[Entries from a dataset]
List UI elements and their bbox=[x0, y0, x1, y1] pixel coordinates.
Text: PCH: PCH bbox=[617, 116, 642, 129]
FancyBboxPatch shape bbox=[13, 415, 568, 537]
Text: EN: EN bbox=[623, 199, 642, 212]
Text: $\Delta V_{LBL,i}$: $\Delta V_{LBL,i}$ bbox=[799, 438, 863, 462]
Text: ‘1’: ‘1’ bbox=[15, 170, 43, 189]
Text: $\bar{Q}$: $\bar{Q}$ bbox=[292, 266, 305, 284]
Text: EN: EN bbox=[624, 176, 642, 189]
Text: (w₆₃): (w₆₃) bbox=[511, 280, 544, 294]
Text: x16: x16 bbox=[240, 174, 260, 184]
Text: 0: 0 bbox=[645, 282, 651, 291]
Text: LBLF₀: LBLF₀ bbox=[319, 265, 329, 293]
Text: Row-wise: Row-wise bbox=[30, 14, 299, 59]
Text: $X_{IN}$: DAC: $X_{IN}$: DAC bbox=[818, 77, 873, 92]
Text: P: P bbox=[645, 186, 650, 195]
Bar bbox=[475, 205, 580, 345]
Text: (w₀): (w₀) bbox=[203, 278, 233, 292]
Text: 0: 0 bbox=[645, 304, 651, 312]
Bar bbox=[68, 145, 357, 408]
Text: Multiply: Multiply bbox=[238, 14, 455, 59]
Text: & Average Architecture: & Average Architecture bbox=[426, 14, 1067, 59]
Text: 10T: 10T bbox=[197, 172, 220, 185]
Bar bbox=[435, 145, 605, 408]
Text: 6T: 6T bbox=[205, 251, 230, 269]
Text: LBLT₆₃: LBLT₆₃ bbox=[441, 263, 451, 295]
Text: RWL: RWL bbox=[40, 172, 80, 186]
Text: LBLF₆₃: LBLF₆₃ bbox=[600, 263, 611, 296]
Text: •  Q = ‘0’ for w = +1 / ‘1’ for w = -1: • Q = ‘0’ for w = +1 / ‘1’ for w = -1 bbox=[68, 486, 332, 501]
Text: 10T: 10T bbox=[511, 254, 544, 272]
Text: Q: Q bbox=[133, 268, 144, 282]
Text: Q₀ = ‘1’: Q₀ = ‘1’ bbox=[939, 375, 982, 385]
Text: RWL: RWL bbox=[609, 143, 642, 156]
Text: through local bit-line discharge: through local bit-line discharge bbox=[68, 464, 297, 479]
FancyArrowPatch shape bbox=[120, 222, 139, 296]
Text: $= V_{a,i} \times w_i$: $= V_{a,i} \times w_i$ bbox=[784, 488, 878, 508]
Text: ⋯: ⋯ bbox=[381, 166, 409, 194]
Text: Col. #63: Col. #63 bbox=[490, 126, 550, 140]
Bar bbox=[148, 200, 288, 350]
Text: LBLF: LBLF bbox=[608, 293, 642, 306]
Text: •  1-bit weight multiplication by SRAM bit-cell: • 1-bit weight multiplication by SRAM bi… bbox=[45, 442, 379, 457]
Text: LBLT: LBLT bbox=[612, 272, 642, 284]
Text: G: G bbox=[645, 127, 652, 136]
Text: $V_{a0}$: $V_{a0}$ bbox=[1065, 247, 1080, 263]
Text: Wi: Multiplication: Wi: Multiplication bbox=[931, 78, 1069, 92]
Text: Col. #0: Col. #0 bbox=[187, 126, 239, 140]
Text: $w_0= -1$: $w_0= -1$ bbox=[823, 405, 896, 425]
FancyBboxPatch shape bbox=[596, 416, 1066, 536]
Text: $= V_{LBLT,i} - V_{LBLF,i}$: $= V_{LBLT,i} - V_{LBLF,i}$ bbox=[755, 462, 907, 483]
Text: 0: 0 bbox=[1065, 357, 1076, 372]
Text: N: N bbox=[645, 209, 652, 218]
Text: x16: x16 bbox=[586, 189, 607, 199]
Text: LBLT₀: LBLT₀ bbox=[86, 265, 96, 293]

WHAT THE TASK ASKS
Express every line of the items above as a Markdown table with two columns, Row and Line. Number each row and skip any blank lines.

PROBLEM SOLUTION
| Row | Line |
|---|---|
| 1 | List UI elements and their bbox=[x0, y0, x1, y1] pixel coordinates. |
| 2 | Text: PCH: PCH bbox=[617, 116, 642, 129] |
| 3 | FancyBboxPatch shape bbox=[13, 415, 568, 537] |
| 4 | Text: EN: EN bbox=[623, 199, 642, 212] |
| 5 | Text: $\Delta V_{LBL,i}$: $\Delta V_{LBL,i}$ bbox=[799, 438, 863, 462] |
| 6 | Text: ‘1’: ‘1’ bbox=[15, 170, 43, 189] |
| 7 | Text: $\bar{Q}$: $\bar{Q}$ bbox=[292, 266, 305, 284] |
| 8 | Text: EN: EN bbox=[624, 176, 642, 189] |
| 9 | Text: (w₆₃): (w₆₃) bbox=[511, 280, 544, 294] |
| 10 | Text: x16: x16 bbox=[240, 174, 260, 184] |
| 11 | Text: 0: 0 bbox=[645, 282, 651, 291] |
| 12 | Text: LBLF₀: LBLF₀ bbox=[319, 265, 329, 293] |
| 13 | Text: Row-wise: Row-wise bbox=[30, 14, 299, 59] |
| 14 | Text: $X_{IN}$: DAC: $X_{IN}$: DAC bbox=[818, 77, 873, 92] |
| 15 | Text: P: P bbox=[645, 186, 650, 195] |
| 16 | Bar bbox=[475, 205, 580, 345] |
| 17 | Text: (w₀): (w₀) bbox=[203, 278, 233, 292] |
| 18 | Text: 0: 0 bbox=[645, 304, 651, 312] |
| 19 | Bar bbox=[68, 145, 357, 408] |
| 20 | Text: Multiply: Multiply bbox=[238, 14, 455, 59] |
| 21 | Text: & Average Architecture: & Average Architecture bbox=[426, 14, 1067, 59] |
| 22 | Text: 10T: 10T bbox=[197, 172, 220, 185] |
| 23 | Bar bbox=[435, 145, 605, 408] |
| 24 | Text: 6T: 6T bbox=[205, 251, 230, 269] |
| 25 | Text: LBLT₆₃: LBLT₆₃ bbox=[441, 263, 451, 295] |
| 26 | Text: RWL: RWL bbox=[40, 172, 80, 186] |
| 27 | Text: LBLF₆₃: LBLF₆₃ bbox=[600, 263, 611, 296] |
| 28 | Text: •  Q = ‘0’ for w = +1 / ‘1’ for w = -1: • Q = ‘0’ for w = +1 / ‘1’ for w = -1 bbox=[68, 486, 332, 501] |
| 29 | Text: 10T: 10T bbox=[511, 254, 544, 272] |
| 30 | Text: Q: Q bbox=[133, 268, 144, 282] |
| 31 | Text: Q₀ = ‘1’: Q₀ = ‘1’ bbox=[939, 375, 982, 385] |
| 32 | Text: RWL: RWL bbox=[609, 143, 642, 156] |
| 33 | Text: through local bit-line discharge: through local bit-line discharge bbox=[68, 464, 297, 479] |
| 34 | FancyArrowPatch shape bbox=[120, 222, 139, 296] |
| 35 | Text: $= V_{a,i} \times w_i$: $= V_{a,i} \times w_i$ bbox=[784, 488, 878, 508] |
| 36 | Text: ⋯: ⋯ bbox=[381, 166, 409, 194] |
| 37 | Text: Col. #63: Col. #63 bbox=[490, 126, 550, 140] |
| 38 | Bar bbox=[148, 200, 288, 350] |
| 39 | Text: LBLF: LBLF bbox=[608, 293, 642, 306] |
| 40 | Text: •  1-bit weight multiplication by SRAM bit-cell: • 1-bit weight multiplication by SRAM bi… bbox=[45, 442, 379, 457] |
| 41 | Text: LBLT: LBLT bbox=[612, 272, 642, 284] |
| 42 | Text: G: G bbox=[645, 127, 652, 136] |
| 43 | Text: $V_{a0}$: $V_{a0}$ bbox=[1065, 247, 1080, 263] |
| 44 | Text: Wi: Multiplication: Wi: Multiplication bbox=[931, 78, 1069, 92] |
| 45 | Text: Col. #0: Col. #0 bbox=[187, 126, 239, 140] |
| 46 | Text: $w_0= -1$: $w_0= -1$ bbox=[823, 405, 896, 425] |
| 47 | FancyBboxPatch shape bbox=[596, 416, 1066, 536] |
| 48 | Text: $= V_{LBLT,i} - V_{LBLF,i}$: $= V_{LBLT,i} - V_{LBLF,i}$ bbox=[755, 462, 907, 483] |
| 49 | Text: 0: 0 bbox=[1065, 357, 1076, 372] |
| 50 | Text: N: N bbox=[645, 209, 652, 218] |
| 51 | Text: x16: x16 bbox=[586, 189, 607, 199] |
| 52 | Text: LBLT₀: LBLT₀ bbox=[86, 265, 96, 293] |